--- What this task involves ---
Return every line below as is, leaving out the pictures.

--- Data records ---
>> Begin
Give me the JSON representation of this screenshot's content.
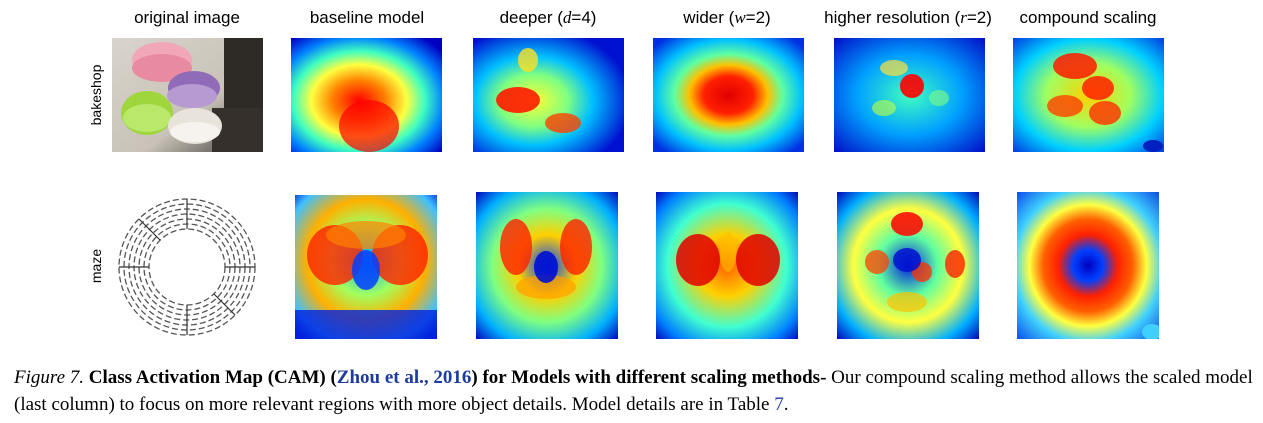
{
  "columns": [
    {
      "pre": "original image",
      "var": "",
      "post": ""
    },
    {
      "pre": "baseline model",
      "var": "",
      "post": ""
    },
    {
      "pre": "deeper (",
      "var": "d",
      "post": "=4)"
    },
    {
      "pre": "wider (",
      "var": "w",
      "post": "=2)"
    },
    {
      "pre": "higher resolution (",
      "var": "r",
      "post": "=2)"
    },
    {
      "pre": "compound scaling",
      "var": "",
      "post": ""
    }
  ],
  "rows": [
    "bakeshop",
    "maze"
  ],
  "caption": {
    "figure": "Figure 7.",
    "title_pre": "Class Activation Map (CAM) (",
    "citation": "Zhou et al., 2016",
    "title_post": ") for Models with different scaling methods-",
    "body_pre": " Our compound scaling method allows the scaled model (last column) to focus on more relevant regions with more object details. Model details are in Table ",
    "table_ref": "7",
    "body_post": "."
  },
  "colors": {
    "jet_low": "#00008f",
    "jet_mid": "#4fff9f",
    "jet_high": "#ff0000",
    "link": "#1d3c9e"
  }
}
>> End
--- Task answer ---
Give me the JSON representation of this screenshot's content.
{
  "columns": [
    {
      "pre": "original image",
      "var": "",
      "post": ""
    },
    {
      "pre": "baseline model",
      "var": "",
      "post": ""
    },
    {
      "pre": "deeper (",
      "var": "d",
      "post": "=4)"
    },
    {
      "pre": "wider (",
      "var": "w",
      "post": "=2)"
    },
    {
      "pre": "higher resolution (",
      "var": "r",
      "post": "=2)"
    },
    {
      "pre": "compound scaling",
      "var": "",
      "post": ""
    }
  ],
  "rows": [
    "bakeshop",
    "maze"
  ],
  "caption": {
    "figure": "Figure 7.",
    "title_pre": "Class Activation Map (CAM) (",
    "citation": "Zhou et al., 2016",
    "title_post": ") for Models with different scaling methods-",
    "body_pre": " Our compound scaling method allows the scaled model (last column) to focus on more relevant regions with more object details. Model details are in Table ",
    "table_ref": "7",
    "body_post": "."
  },
  "colors": {
    "jet_low": "#00008f",
    "jet_mid": "#4fff9f",
    "jet_high": "#ff0000",
    "link": "#1d3c9e"
  }
}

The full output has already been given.